The exercise:
Reproduce the material exactly, omitting nothing.

Task material:

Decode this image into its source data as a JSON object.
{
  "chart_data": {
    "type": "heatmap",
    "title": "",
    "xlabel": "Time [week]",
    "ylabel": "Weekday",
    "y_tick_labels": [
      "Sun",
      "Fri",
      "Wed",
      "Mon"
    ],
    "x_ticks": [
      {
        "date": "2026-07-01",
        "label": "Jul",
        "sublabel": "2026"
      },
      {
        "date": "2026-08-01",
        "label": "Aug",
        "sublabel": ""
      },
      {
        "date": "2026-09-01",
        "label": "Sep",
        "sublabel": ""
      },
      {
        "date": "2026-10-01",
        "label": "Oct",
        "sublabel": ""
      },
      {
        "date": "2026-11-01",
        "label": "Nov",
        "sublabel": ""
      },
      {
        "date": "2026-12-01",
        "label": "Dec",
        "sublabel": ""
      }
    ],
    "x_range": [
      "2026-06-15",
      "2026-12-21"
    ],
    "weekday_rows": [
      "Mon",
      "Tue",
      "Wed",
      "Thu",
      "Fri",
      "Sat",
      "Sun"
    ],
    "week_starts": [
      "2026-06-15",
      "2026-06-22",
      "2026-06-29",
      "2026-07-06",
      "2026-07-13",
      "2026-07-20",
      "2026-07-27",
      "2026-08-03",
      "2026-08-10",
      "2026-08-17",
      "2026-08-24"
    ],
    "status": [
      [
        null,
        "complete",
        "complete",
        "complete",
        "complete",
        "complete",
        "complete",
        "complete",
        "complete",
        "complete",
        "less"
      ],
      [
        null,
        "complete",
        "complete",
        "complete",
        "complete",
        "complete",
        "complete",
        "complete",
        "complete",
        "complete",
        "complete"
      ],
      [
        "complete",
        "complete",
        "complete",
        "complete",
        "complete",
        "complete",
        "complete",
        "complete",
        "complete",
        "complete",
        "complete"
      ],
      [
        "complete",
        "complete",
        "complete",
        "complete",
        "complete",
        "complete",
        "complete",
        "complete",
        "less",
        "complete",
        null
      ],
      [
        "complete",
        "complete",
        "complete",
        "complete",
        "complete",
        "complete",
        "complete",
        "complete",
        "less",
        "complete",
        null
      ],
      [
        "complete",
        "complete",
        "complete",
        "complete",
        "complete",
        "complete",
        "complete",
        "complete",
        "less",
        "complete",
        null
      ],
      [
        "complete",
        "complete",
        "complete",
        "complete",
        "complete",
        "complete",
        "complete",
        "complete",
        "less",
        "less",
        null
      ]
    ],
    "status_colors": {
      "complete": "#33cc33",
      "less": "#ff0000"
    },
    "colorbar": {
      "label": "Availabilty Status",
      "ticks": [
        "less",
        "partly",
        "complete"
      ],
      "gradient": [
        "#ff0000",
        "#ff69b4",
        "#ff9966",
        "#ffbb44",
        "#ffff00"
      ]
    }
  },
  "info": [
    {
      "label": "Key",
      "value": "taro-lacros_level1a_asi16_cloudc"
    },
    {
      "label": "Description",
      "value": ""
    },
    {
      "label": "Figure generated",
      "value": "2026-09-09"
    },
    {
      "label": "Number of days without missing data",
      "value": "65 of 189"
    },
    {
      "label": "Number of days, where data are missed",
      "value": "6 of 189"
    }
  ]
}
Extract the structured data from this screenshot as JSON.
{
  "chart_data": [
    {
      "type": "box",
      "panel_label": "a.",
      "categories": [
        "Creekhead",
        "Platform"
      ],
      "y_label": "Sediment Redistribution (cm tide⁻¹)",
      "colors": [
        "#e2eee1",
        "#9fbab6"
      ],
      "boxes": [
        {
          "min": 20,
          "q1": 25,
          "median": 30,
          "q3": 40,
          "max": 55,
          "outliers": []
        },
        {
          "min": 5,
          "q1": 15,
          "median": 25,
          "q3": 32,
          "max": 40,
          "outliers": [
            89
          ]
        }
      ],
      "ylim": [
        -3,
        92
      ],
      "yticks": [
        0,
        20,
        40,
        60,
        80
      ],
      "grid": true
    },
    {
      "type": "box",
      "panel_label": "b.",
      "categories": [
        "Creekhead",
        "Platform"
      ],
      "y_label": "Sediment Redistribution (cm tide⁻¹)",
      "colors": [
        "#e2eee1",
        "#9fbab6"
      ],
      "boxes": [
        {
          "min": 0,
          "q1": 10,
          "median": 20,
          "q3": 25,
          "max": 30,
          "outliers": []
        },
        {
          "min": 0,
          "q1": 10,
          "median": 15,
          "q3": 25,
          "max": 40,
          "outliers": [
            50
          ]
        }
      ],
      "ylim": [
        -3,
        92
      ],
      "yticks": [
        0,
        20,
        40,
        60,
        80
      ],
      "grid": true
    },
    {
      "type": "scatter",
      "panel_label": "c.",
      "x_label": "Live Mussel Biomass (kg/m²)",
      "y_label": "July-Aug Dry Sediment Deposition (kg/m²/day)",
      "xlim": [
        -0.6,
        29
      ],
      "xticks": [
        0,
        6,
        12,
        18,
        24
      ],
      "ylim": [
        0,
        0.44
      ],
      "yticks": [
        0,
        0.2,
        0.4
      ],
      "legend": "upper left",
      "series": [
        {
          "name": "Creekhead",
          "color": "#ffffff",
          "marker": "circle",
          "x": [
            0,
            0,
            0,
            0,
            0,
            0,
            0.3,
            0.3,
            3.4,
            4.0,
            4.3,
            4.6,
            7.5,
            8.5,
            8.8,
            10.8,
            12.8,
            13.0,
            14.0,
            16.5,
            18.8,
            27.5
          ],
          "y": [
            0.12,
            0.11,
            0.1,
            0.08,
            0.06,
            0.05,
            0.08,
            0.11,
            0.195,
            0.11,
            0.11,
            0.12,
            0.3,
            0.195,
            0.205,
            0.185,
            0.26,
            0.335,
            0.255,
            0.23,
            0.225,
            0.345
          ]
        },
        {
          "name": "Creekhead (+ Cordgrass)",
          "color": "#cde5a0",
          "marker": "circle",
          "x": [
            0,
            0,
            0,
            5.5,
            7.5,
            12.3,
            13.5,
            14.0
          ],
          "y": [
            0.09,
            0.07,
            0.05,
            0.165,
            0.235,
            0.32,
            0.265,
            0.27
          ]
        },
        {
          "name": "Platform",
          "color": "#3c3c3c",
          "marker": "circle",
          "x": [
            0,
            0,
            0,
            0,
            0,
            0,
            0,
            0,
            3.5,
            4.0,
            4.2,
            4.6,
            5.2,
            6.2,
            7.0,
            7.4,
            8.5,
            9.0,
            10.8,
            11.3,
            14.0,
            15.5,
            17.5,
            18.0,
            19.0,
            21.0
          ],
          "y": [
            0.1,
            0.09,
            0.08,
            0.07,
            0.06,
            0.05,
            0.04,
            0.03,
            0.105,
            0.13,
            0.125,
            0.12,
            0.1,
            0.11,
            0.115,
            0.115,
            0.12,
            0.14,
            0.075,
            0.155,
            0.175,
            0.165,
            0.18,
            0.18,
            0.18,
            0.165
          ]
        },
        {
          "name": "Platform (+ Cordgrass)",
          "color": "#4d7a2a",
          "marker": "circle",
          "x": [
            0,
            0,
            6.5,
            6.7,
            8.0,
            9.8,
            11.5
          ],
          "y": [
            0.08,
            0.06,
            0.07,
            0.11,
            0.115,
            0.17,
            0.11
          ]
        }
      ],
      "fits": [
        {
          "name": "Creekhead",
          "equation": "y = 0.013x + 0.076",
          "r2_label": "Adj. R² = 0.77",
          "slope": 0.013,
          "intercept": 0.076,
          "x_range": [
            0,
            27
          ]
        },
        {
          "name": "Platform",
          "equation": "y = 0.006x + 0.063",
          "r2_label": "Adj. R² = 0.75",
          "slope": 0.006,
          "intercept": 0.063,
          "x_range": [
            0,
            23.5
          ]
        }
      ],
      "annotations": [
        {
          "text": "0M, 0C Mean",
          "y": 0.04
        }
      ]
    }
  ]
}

Result below:
Decode this image into its source data as a JSON object.
{
  "chart_data": {
    "type": "heatmap",
    "title": "",
    "xlabel": "Time [week]",
    "ylabel": "Weekday",
    "y_tick_labels": [
      "Sun",
      "Fri",
      "Wed",
      "Mon"
    ],
    "x_ticks": [
      {
        "date": "2026-07-01",
        "label": "Jul",
        "sublabel": "2026"
      },
      {
        "date": "2026-08-01",
        "label": "Aug",
        "sublabel": ""
      },
      {
        "date": "2026-09-01",
        "label": "Sep",
        "sublabel": ""
      },
      {
        "date": "2026-10-01",
        "label": "Oct",
        "sublabel": ""
      },
      {
        "date": "2026-11-01",
        "label": "Nov",
        "sublabel": ""
      },
      {
        "date": "2026-12-01",
        "label": "Dec",
        "sublabel": ""
      }
    ],
    "x_range": [
      "2026-06-15",
      "2026-12-21"
    ],
    "weekday_rows": [
      "Mon",
      "Tue",
      "Wed",
      "Thu",
      "Fri",
      "Sat",
      "Sun"
    ],
    "week_starts": [
      "2026-06-15",
      "2026-06-22",
      "2026-06-29",
      "2026-07-06",
      "2026-07-13",
      "2026-07-20",
      "2026-07-27",
      "2026-08-03",
      "2026-08-10",
      "2026-08-17",
      "2026-08-24"
    ],
    "status": [
      [
        null,
        "complete",
        "complete",
        "complete",
        "complete",
        "complete",
        "complete",
        "complete",
        "complete",
        "complete",
        "less"
      ],
      [
        null,
        "complete",
        "complete",
        "complete",
        "complete",
        "complete",
        "complete",
        "complete",
        "complete",
        "complete",
        "complete"
      ],
      [
        "complete",
        "complete",
        "complete",
        "complete",
        "complete",
        "complete",
        "complete",
        "complete",
        "complete",
        "complete",
        "complete"
      ],
      [
        "complete",
        "complete",
        "complete",
        "complete",
        "complete",
        "complete",
        "complete",
        "complete",
        "less",
        "complete",
        null
      ],
      [
        "complete",
        "complete",
        "complete",
        "complete",
        "complete",
        "complete",
        "complete",
        "complete",
        "less",
        "complete",
        null
      ],
      [
        "complete",
        "complete",
        "complete",
        "complete",
        "complete",
        "complete",
        "complete",
        "complete",
        "less",
        "complete",
        null
      ],
      [
        "complete",
        "complete",
        "complete",
        "complete",
        "complete",
        "complete",
        "complete",
        "complete",
        "less",
        "less",
        null
      ]
    ],
    "status_colors": {
      "complete": "#33cc33",
      "less": "#ff0000"
    },
    "colorbar": {
      "label": "Availabilty Status",
      "ticks": [
        "less",
        "partly",
        "complete"
      ],
      "gradient": [
        "#ff0000",
        "#ff69b4",
        "#ff9966",
        "#ffbb44",
        "#ffff00"
      ]
    }
  },
  "info": [
    {
      "label": "Key",
      "value": "taro-lacros_level1a_asi16_cloudc"
    },
    {
      "label": "Description",
      "value": ""
    },
    {
      "label": "Figure generated",
      "value": "2026-09-09"
    },
    {
      "label": "Number of days without missing data",
      "value": "65 of 189"
    },
    {
      "label": "Number of days, where data are missed",
      "value": "6 of 189"
    }
  ]
}
Extract the structured data from this screenshot as JSON.
{
  "chart_data": [
    {
      "type": "box",
      "panel_label": "a.",
      "categories": [
        "Creekhead",
        "Platform"
      ],
      "y_label": "Sediment Redistribution (cm tide⁻¹)",
      "colors": [
        "#e2eee1",
        "#9fbab6"
      ],
      "boxes": [
        {
          "min": 20,
          "q1": 25,
          "median": 30,
          "q3": 40,
          "max": 55,
          "outliers": []
        },
        {
          "min": 5,
          "q1": 15,
          "median": 25,
          "q3": 32,
          "max": 40,
          "outliers": [
            89
          ]
        }
      ],
      "ylim": [
        -3,
        92
      ],
      "yticks": [
        0,
        20,
        40,
        60,
        80
      ],
      "grid": true
    },
    {
      "type": "box",
      "panel_label": "b.",
      "categories": [
        "Creekhead",
        "Platform"
      ],
      "y_label": "Sediment Redistribution (cm tide⁻¹)",
      "colors": [
        "#e2eee1",
        "#9fbab6"
      ],
      "boxes": [
        {
          "min": 0,
          "q1": 10,
          "median": 20,
          "q3": 25,
          "max": 30,
          "outliers": []
        },
        {
          "min": 0,
          "q1": 10,
          "median": 15,
          "q3": 25,
          "max": 40,
          "outliers": [
            50
          ]
        }
      ],
      "ylim": [
        -3,
        92
      ],
      "yticks": [
        0,
        20,
        40,
        60,
        80
      ],
      "grid": true
    },
    {
      "type": "scatter",
      "panel_label": "c.",
      "x_label": "Live Mussel Biomass (kg/m²)",
      "y_label": "July-Aug Dry Sediment Deposition (kg/m²/day)",
      "xlim": [
        -0.6,
        29
      ],
      "xticks": [
        0,
        6,
        12,
        18,
        24
      ],
      "ylim": [
        0,
        0.44
      ],
      "yticks": [
        0,
        0.2,
        0.4
      ],
      "legend": "upper left",
      "series": [
        {
          "name": "Creekhead",
          "color": "#ffffff",
          "marker": "circle",
          "x": [
            0,
            0,
            0,
            0,
            0,
            0,
            0.3,
            0.3,
            3.4,
            4.0,
            4.3,
            4.6,
            7.5,
            8.5,
            8.8,
            10.8,
            12.8,
            13.0,
            14.0,
            16.5,
            18.8,
            27.5
          ],
          "y": [
            0.12,
            0.11,
            0.1,
            0.08,
            0.06,
            0.05,
            0.08,
            0.11,
            0.195,
            0.11,
            0.11,
            0.12,
            0.3,
            0.195,
            0.205,
            0.185,
            0.26,
            0.335,
            0.255,
            0.23,
            0.225,
            0.345
          ]
        },
        {
          "name": "Creekhead (+ Cordgrass)",
          "color": "#cde5a0",
          "marker": "circle",
          "x": [
            0,
            0,
            0,
            5.5,
            7.5,
            12.3,
            13.5,
            14.0
          ],
          "y": [
            0.09,
            0.07,
            0.05,
            0.165,
            0.235,
            0.32,
            0.265,
            0.27
          ]
        },
        {
          "name": "Platform",
          "color": "#3c3c3c",
          "marker": "circle",
          "x": [
            0,
            0,
            0,
            0,
            0,
            0,
            0,
            0,
            3.5,
            4.0,
            4.2,
            4.6,
            5.2,
            6.2,
            7.0,
            7.4,
            8.5,
            9.0,
            10.8,
            11.3,
            14.0,
            15.5,
            17.5,
            18.0,
            19.0,
            21.0
          ],
          "y": [
            0.1,
            0.09,
            0.08,
            0.07,
            0.06,
            0.05,
            0.04,
            0.03,
            0.105,
            0.13,
            0.125,
            0.12,
            0.1,
            0.11,
            0.115,
            0.115,
            0.12,
            0.14,
            0.075,
            0.155,
            0.175,
            0.165,
            0.18,
            0.18,
            0.18,
            0.165
          ]
        },
        {
          "name": "Platform (+ Cordgrass)",
          "color": "#4d7a2a",
          "marker": "circle",
          "x": [
            0,
            0,
            6.5,
            6.7,
            8.0,
            9.8,
            11.5
          ],
          "y": [
            0.08,
            0.06,
            0.07,
            0.11,
            0.115,
            0.17,
            0.11
          ]
        }
      ],
      "fits": [
        {
          "name": "Creekhead",
          "equation": "y = 0.013x + 0.076",
          "r2_label": "Adj. R² = 0.77",
          "slope": 0.013,
          "intercept": 0.076,
          "x_range": [
            0,
            27
          ]
        },
        {
          "name": "Platform",
          "equation": "y = 0.006x + 0.063",
          "r2_label": "Adj. R² = 0.75",
          "slope": 0.006,
          "intercept": 0.063,
          "x_range": [
            0,
            23.5
          ]
        }
      ],
      "annotations": [
        {
          "text": "0M, 0C Mean",
          "y": 0.04
        }
      ]
    }
  ]
}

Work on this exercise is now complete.